Dataset rows:
□ □ □
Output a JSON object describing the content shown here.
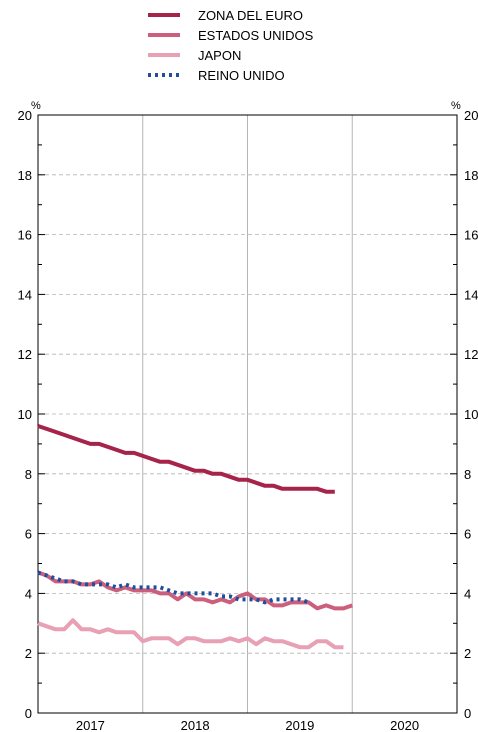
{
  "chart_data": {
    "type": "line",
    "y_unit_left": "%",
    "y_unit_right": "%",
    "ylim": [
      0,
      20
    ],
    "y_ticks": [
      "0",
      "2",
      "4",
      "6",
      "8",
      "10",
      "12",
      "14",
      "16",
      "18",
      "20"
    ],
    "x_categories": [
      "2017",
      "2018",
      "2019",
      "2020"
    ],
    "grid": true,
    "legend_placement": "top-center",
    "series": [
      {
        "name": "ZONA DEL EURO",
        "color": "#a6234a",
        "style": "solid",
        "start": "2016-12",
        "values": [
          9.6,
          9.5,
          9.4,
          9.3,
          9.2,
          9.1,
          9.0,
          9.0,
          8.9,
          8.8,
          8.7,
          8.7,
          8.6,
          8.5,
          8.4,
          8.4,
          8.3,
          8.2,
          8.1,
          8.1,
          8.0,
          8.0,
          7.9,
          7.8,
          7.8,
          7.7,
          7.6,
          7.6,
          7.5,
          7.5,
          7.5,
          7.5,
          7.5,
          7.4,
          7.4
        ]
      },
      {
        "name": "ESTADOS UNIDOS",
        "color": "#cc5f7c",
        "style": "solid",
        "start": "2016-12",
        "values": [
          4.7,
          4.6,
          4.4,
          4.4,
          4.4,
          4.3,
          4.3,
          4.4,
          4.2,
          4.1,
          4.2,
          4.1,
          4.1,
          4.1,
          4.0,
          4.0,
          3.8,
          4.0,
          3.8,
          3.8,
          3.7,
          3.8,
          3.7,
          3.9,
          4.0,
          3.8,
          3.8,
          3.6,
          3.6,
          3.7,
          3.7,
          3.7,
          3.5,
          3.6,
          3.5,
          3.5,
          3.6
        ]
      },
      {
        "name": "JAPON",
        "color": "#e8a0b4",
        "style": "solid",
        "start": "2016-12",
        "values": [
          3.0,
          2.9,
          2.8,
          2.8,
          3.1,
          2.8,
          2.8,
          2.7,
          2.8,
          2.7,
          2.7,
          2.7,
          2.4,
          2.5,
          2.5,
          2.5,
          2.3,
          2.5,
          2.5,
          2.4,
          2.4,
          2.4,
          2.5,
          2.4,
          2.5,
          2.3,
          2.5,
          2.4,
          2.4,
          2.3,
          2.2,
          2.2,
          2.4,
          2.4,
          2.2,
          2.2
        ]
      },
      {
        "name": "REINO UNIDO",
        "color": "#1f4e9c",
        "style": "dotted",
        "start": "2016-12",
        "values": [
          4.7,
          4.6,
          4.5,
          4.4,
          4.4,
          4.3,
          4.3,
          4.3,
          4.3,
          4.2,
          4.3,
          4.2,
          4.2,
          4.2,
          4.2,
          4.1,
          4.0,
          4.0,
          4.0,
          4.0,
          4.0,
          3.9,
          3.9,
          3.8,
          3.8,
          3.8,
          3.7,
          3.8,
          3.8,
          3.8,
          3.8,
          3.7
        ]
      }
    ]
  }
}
□ □ □
Say only how many lines in the records carry the word "name".

4